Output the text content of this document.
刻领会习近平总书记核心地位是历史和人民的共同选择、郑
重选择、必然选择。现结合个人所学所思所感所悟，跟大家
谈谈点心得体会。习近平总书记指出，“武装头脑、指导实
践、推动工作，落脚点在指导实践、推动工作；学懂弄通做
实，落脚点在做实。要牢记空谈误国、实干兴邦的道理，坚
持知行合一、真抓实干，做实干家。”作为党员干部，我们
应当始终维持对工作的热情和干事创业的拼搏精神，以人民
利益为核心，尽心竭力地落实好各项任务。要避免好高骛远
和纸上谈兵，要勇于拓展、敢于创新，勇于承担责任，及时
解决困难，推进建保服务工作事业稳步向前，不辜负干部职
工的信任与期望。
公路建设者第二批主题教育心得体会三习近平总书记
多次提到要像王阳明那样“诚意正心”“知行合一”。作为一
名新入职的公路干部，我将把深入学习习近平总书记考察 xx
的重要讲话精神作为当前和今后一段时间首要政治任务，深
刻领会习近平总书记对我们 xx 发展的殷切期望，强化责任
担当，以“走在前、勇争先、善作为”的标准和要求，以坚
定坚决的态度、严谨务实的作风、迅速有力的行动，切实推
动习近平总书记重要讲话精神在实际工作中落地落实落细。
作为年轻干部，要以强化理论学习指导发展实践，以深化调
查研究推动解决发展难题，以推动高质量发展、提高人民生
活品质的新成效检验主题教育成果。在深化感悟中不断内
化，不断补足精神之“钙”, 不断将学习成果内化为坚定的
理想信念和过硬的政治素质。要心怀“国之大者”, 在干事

_Instruction_.
Write all of the records out again exactly.

_Task solution_.
Output the text content of this document.
刻领会习近平总书记核心地位是历史和人民的共同选择、郑
重选择、必然选择。现结合个人所学所思所感所悟，跟大家
谈谈点心得体会。习近平总书记指出，“武装头脑、指导实
践、推动工作，落脚点在指导实践、推动工作；学懂弄通做
实，落脚点在做实。要牢记空谈误国、实干兴邦的道理，坚
持知行合一、真抓实干，做实干家。”作为党员干部，我们
应当始终维持对工作的热情和干事创业的拼搏精神，以人民
利益为核心，尽心竭力地落实好各项任务。要避免好高骛远
和纸上谈兵，要勇于拓展、敢于创新，勇于承担责任，及时
解决困难，推进建保服务工作事业稳步向前，不辜负干部职
工的信任与期望。
公路建设者第二批主题教育心得体会三习近平总书记
多次提到要像王阳明那样“诚意正心”“知行合一”。作为一
名新入职的公路干部，我将把深入学习习近平总书记考察 xx
的重要讲话精神作为当前和今后一段时间首要政治任务，深
刻领会习近平总书记对我们 xx 发展的殷切期望，强化责任
担当，以“走在前、勇争先、善作为”的标准和要求，以坚
定坚决的态度、严谨务实的作风、迅速有力的行动，切实推
动习近平总书记重要讲话精神在实际工作中落地落实落细。
作为年轻干部，要以强化理论学习指导发展实践，以深化调
查研究推动解决发展难题，以推动高质量发展、提高人民生
活品质的新成效检验主题教育成果。在深化感悟中不断内
化，不断补足精神之“钙”, 不断将学习成果内化为坚定的
理想信念和过硬的政治素质。要心怀“国之大者”, 在干事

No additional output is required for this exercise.